DIRECTIONS FOR THIS TASK: Locate the lines of the listing below that hold "fortress", then copy each of them.

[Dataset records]

▬▬▬▬▬▬▬▬▬▬

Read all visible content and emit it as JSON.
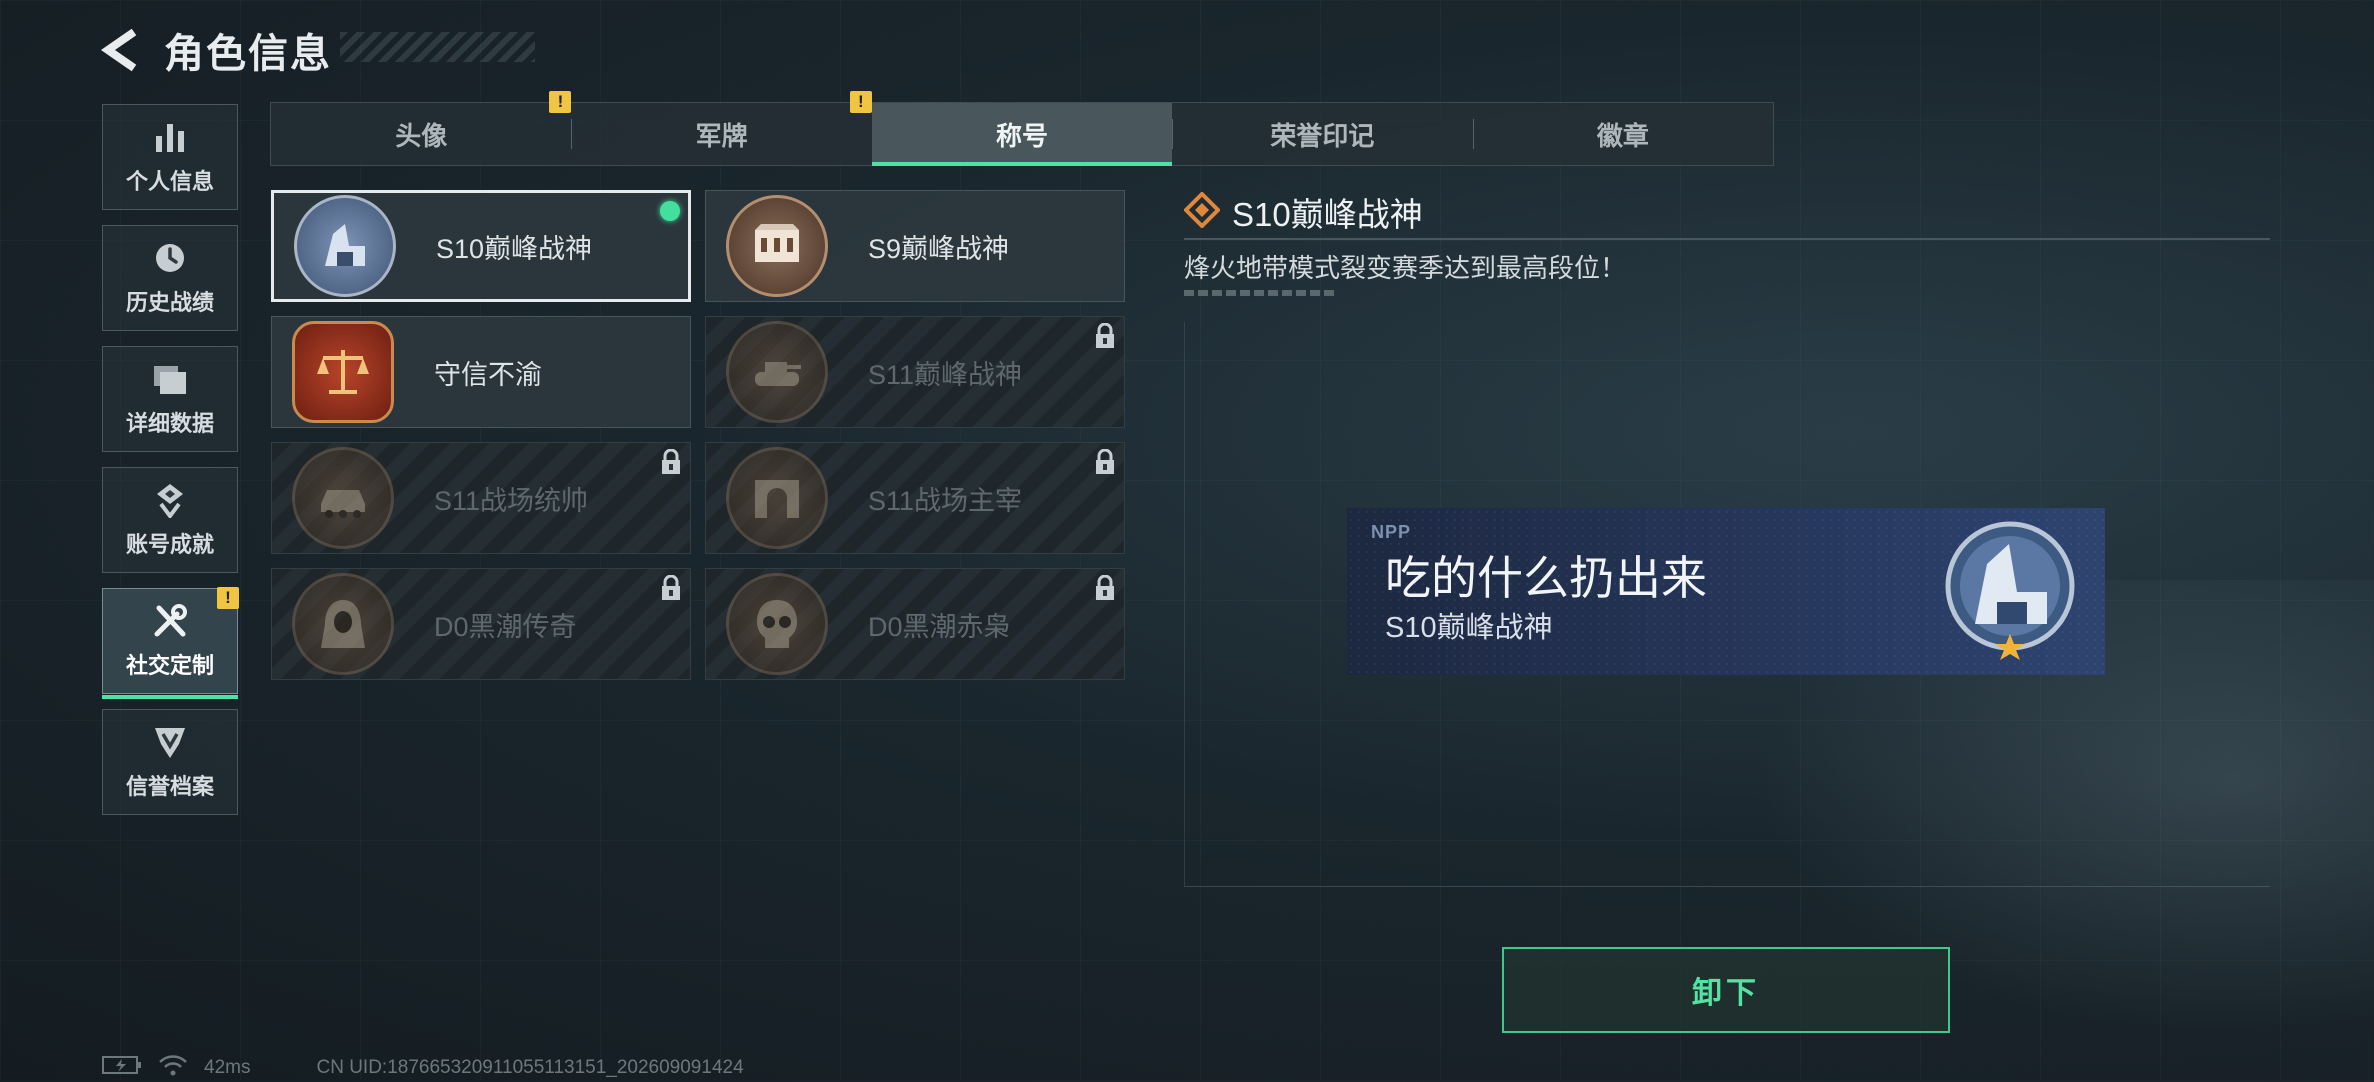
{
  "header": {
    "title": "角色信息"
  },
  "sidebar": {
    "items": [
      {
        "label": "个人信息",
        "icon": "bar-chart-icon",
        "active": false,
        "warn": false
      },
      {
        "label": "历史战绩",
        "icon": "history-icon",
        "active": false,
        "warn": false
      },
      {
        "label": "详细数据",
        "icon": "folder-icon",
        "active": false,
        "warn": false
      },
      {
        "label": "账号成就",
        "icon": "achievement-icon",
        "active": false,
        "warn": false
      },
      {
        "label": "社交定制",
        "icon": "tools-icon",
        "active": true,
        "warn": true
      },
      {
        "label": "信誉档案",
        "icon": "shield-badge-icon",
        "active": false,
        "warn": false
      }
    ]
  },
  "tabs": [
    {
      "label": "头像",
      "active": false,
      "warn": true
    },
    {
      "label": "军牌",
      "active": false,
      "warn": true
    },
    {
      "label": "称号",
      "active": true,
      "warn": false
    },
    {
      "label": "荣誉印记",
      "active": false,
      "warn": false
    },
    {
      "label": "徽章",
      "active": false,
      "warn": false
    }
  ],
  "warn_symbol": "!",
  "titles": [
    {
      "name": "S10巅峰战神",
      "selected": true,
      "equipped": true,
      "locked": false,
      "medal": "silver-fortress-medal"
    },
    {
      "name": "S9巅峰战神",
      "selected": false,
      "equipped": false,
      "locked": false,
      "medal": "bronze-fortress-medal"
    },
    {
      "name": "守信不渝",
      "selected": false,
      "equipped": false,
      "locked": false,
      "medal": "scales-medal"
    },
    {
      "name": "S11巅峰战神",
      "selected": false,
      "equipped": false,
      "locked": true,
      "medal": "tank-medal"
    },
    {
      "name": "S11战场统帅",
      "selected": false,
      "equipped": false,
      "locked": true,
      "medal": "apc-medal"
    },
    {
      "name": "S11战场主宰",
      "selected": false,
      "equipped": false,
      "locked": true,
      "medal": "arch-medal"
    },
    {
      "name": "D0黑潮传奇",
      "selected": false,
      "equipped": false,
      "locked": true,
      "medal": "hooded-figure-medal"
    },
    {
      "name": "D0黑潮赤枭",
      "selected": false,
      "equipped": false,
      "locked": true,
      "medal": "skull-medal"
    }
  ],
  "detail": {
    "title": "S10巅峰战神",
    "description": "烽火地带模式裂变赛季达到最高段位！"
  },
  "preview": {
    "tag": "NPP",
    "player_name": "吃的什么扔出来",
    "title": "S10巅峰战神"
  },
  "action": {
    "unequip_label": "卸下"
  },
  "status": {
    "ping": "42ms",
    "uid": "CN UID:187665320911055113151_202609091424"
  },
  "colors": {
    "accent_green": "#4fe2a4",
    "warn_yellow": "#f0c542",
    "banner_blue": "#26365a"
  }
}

▬▬▬▬▬▬▬▬▬▬

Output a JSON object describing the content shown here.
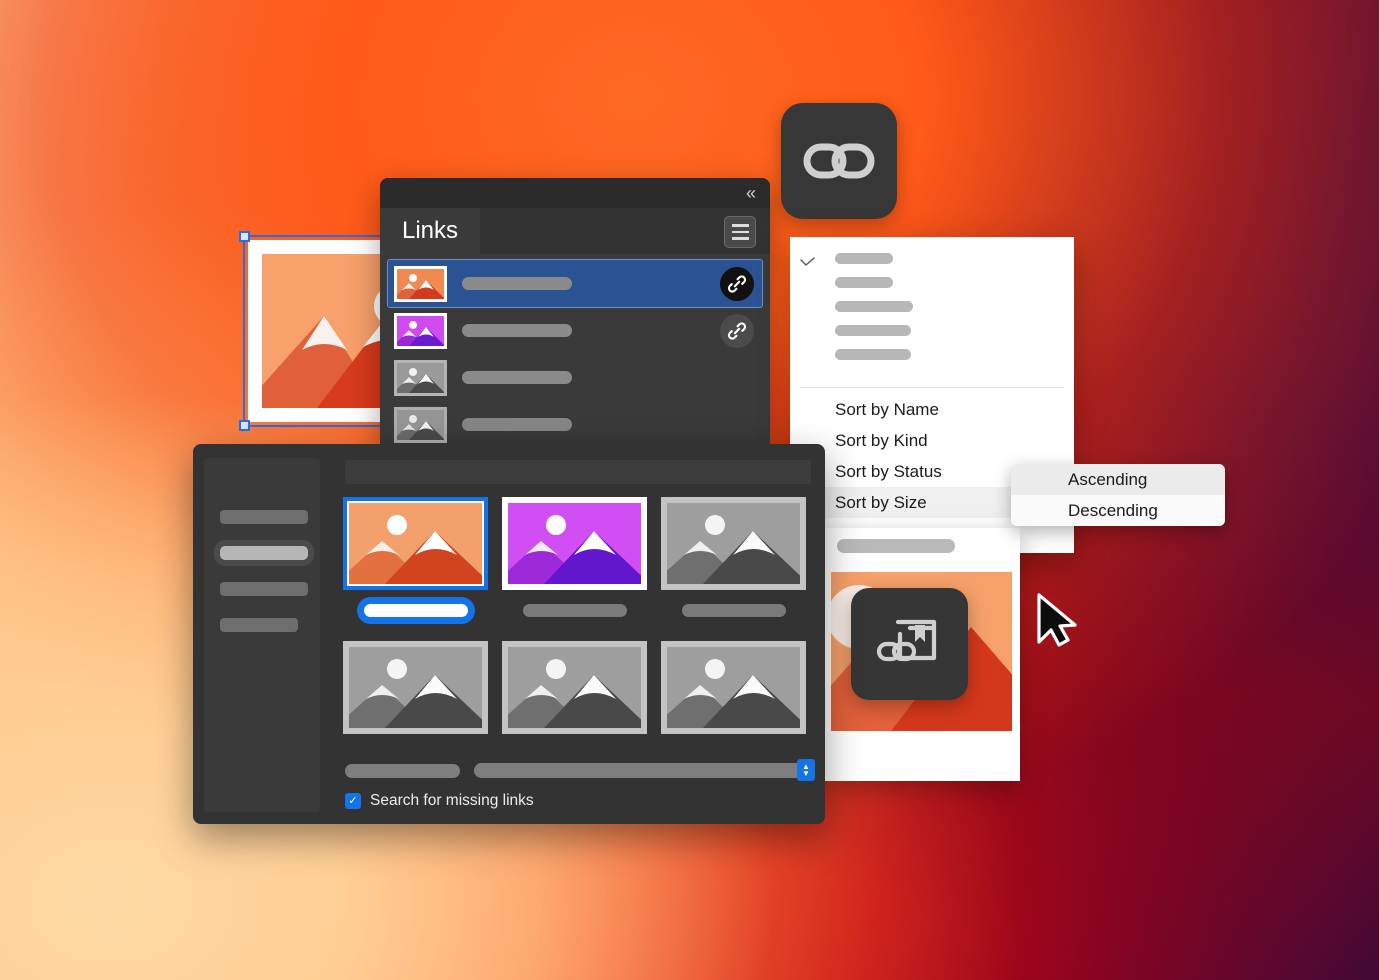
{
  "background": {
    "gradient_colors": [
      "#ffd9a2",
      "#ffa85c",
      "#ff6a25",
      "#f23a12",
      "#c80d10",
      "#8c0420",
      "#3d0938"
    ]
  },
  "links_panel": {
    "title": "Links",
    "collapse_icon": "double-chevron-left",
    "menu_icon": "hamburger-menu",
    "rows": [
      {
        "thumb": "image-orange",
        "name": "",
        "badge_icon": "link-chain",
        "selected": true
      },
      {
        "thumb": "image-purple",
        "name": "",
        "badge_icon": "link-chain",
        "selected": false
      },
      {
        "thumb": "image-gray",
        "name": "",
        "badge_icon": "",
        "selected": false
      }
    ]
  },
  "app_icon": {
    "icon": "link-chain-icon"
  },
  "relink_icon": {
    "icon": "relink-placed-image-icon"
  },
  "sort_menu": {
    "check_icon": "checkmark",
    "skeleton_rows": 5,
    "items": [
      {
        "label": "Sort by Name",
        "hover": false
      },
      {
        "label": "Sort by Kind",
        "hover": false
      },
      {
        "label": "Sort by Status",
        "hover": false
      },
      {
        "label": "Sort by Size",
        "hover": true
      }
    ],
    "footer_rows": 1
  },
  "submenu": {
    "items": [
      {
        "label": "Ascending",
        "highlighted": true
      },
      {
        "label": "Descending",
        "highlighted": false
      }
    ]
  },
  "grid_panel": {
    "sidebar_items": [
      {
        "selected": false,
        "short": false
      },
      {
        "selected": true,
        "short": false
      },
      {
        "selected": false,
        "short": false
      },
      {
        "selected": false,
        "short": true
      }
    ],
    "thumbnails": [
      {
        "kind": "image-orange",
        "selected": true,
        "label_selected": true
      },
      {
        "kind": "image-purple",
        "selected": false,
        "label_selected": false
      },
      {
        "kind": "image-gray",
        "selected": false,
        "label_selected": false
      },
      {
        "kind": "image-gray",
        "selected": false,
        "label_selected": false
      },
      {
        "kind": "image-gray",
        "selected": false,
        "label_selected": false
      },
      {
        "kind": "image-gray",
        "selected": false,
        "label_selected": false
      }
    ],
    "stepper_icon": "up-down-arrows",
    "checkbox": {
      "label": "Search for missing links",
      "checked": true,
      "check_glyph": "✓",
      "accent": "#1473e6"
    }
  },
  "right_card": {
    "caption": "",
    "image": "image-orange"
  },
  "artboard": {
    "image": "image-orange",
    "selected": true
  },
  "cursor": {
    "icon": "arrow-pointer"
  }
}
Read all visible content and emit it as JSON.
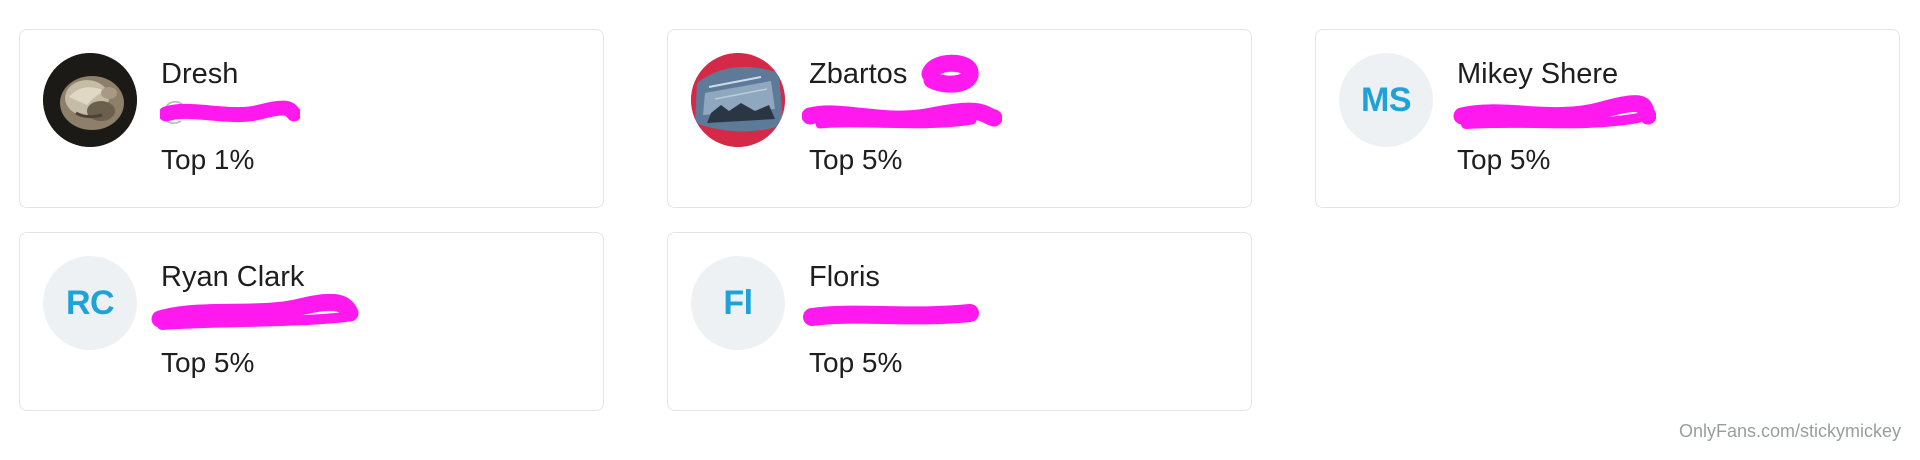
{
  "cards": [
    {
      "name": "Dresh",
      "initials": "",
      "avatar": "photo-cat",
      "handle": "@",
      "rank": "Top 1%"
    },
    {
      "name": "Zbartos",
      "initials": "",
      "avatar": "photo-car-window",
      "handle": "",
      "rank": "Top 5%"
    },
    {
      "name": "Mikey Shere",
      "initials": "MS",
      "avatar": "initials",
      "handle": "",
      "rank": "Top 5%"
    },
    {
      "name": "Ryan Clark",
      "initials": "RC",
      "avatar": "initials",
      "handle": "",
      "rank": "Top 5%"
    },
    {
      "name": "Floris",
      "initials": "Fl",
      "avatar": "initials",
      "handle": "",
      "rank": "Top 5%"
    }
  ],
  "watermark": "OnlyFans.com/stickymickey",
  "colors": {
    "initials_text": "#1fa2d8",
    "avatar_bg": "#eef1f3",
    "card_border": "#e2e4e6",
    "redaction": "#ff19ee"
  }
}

▬▬▬▬▬▬▬▬▬▬

WRITTEN RESPONSE:
      "medal": "silver-fortress-medal"
      "medal": "bronze-fortress-medal"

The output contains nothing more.